EXERCISE DETAILS -> Using the records provided below, locate and copy each line that contains the word "JSON".

Source records ->

#####

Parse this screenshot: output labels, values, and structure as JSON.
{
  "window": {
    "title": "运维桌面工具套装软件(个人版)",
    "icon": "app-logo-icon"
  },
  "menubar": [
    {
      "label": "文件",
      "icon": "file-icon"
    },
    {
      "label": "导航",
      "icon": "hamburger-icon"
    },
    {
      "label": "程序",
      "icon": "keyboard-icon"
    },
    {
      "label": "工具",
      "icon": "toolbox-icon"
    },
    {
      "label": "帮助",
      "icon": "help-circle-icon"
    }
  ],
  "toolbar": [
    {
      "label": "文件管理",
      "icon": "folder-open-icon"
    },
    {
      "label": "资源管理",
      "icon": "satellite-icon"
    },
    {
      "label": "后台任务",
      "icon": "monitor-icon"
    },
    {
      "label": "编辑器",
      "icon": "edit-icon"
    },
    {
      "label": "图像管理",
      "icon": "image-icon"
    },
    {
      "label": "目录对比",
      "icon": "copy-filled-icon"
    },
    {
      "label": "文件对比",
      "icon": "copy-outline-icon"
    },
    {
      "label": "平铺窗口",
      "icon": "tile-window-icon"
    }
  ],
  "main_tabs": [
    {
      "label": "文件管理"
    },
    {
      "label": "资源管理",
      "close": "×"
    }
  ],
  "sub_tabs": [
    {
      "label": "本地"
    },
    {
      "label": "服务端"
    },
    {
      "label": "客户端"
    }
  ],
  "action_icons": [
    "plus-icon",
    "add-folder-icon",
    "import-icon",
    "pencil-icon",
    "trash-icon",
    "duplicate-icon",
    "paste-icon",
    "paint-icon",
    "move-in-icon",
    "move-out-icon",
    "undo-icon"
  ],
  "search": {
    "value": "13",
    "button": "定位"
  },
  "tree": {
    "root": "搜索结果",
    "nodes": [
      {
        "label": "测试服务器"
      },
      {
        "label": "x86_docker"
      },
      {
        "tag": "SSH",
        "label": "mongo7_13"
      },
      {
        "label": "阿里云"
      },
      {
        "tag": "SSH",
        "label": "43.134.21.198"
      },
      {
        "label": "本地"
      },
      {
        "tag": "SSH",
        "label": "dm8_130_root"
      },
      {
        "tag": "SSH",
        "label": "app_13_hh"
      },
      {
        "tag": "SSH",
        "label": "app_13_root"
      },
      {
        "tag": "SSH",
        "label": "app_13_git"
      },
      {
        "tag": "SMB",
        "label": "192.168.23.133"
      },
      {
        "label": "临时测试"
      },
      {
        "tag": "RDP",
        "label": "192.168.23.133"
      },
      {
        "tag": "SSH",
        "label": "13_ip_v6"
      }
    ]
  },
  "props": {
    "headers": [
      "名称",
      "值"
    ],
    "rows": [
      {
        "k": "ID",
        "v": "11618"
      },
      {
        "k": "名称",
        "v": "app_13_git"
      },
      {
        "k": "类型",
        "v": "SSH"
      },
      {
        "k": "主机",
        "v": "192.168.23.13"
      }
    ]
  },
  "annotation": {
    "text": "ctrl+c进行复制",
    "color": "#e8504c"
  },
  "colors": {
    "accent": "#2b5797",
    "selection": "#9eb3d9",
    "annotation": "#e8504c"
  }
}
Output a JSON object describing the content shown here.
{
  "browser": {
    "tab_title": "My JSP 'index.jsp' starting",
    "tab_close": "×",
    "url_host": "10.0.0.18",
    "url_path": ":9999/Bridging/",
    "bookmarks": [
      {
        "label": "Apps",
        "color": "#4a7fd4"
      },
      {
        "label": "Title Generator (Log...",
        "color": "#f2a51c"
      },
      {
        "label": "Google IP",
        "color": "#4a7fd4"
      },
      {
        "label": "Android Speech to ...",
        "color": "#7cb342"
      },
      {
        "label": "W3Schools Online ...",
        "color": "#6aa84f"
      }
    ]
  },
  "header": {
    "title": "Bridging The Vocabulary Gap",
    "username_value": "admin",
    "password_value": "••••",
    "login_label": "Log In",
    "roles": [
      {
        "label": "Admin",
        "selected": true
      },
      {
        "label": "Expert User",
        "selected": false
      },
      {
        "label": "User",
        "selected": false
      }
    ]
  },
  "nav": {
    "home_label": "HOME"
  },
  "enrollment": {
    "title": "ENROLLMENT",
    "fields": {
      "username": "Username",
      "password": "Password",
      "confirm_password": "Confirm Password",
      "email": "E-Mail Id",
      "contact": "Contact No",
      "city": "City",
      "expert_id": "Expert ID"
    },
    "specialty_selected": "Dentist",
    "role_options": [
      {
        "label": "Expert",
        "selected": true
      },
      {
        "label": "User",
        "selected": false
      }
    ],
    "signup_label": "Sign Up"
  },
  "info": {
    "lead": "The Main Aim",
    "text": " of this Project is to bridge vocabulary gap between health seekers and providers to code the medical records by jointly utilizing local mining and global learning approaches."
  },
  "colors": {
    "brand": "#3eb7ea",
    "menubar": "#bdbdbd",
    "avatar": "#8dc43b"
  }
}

#####

ANSWER IN FULL ->
Parse this screenshot: output labels, values, and structure as JSON.
Output a JSON object describing the content shown here.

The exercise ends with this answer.